DIRECTION
Find all the lines with "title" and gather them.

* begin MATERIAL SHOWN *

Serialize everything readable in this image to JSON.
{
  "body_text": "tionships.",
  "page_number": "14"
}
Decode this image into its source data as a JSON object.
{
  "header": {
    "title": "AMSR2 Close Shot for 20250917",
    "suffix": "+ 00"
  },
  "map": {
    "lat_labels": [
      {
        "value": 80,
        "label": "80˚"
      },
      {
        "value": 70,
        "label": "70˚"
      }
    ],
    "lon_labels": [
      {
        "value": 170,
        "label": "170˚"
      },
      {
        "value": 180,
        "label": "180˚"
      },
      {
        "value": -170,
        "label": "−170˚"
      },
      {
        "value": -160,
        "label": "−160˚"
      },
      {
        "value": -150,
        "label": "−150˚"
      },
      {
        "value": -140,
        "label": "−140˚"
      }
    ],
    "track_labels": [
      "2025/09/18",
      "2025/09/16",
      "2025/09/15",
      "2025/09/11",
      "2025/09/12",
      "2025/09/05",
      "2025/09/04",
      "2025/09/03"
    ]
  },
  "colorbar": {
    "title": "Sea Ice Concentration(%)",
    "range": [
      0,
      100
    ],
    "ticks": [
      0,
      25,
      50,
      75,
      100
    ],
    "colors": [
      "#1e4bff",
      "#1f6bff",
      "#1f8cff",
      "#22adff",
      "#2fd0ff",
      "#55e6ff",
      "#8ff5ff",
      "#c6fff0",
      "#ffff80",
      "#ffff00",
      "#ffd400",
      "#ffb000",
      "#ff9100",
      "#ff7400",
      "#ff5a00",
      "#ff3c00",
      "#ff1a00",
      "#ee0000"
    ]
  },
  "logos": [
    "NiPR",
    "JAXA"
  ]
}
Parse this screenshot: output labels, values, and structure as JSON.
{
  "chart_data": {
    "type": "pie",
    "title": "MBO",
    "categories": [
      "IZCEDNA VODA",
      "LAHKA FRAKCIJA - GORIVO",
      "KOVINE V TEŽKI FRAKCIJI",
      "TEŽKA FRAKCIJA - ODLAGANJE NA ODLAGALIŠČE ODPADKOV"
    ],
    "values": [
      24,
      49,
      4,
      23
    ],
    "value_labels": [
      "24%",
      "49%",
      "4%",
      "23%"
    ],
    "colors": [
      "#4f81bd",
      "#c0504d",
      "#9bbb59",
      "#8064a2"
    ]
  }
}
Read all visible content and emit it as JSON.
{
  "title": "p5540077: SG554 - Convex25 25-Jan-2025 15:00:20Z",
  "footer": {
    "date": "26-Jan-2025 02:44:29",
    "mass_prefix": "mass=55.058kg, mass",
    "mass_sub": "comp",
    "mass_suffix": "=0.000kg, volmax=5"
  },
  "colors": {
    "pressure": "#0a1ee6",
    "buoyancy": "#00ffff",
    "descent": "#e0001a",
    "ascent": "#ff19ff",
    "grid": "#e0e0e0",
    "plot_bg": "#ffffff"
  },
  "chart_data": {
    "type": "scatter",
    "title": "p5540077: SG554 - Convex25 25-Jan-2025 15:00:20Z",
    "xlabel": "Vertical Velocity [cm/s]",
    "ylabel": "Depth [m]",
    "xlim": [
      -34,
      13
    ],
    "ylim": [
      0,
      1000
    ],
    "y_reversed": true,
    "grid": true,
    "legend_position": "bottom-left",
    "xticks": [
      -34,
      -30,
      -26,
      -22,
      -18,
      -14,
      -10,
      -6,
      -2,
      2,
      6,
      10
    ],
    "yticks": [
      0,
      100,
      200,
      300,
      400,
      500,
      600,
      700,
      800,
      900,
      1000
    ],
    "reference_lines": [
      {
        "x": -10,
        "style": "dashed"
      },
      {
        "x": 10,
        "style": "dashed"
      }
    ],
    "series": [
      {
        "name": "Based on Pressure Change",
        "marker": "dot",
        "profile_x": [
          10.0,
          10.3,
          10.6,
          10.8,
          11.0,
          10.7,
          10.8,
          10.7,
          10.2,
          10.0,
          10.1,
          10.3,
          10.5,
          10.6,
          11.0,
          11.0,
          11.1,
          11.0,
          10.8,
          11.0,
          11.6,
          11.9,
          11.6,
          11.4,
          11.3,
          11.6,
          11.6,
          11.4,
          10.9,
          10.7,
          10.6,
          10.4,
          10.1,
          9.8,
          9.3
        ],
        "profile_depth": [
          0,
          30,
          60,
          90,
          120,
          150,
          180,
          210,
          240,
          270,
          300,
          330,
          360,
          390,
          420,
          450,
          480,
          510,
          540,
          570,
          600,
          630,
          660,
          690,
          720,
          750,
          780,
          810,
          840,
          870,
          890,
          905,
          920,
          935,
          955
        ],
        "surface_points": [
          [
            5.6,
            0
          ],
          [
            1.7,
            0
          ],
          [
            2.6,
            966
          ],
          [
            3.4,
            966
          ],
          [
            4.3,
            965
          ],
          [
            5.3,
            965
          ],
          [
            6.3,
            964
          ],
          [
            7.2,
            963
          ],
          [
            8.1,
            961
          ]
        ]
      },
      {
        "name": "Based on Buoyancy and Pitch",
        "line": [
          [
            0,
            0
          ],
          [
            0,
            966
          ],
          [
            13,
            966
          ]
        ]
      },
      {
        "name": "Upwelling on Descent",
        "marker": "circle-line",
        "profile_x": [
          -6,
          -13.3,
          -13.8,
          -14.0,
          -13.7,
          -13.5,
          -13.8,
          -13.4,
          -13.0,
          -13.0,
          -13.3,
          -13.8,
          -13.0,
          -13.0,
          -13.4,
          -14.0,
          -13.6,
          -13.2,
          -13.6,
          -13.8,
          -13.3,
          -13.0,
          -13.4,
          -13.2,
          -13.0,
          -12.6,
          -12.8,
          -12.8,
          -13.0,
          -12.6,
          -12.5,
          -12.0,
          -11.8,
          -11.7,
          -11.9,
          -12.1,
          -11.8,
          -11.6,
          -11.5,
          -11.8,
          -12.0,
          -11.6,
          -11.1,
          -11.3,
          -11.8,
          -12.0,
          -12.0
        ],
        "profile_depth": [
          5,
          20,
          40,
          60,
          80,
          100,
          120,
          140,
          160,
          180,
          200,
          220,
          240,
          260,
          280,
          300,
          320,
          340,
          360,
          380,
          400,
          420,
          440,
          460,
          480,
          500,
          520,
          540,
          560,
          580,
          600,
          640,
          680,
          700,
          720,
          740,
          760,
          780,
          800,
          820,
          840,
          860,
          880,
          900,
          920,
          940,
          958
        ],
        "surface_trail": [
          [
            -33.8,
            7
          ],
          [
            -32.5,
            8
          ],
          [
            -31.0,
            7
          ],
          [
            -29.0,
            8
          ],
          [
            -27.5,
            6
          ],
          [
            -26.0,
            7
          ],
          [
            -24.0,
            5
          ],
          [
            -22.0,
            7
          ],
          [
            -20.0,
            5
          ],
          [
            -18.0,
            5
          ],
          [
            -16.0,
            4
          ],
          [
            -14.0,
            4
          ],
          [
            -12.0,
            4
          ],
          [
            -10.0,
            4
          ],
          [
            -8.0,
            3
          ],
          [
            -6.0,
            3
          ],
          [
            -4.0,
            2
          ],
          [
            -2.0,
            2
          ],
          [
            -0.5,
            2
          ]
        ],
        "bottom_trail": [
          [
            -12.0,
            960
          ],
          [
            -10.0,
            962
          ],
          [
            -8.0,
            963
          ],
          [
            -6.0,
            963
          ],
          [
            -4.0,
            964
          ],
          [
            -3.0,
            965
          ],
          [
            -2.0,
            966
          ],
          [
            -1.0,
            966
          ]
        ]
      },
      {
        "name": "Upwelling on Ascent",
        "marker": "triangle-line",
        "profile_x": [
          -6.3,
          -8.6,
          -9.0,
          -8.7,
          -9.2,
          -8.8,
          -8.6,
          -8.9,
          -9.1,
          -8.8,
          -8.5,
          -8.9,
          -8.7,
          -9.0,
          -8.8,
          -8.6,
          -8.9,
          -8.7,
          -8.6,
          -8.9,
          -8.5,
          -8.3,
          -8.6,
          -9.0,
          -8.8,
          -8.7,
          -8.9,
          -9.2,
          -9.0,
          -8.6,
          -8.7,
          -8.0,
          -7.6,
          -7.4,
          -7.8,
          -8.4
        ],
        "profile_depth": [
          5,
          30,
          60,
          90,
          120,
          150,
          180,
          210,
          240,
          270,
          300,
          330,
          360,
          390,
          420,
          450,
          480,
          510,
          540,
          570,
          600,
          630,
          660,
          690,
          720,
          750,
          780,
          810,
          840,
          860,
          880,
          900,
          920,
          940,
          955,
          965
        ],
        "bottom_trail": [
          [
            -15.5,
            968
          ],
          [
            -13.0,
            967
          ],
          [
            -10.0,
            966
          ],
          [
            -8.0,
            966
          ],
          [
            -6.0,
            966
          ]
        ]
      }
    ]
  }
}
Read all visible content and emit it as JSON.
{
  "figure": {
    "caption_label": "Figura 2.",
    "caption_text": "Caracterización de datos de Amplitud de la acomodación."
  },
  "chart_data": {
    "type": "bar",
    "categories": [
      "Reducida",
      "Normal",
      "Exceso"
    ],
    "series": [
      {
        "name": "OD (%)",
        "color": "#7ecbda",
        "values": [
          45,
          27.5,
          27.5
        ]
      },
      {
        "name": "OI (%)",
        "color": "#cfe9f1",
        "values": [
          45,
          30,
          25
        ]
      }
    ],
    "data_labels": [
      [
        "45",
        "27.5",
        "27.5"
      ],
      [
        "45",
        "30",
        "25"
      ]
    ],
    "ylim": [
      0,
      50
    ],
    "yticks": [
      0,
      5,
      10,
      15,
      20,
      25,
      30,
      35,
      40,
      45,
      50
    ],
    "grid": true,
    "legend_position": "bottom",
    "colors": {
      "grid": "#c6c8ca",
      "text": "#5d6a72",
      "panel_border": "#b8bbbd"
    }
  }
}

* end MATERIAL SHOWN *

CORRECT ANSWER
    "title": "AMSR2 Close Shot for 20250917",
    "title": "Sea Ice Concentration(%)",
    "title": "MBO",
  "title": "p5540077: SG554 - Convex25 25-Jan-2025 15:00:20Z",
    "title": "p5540077: SG554 - Convex25 25-Jan-2025 15:00:20Z",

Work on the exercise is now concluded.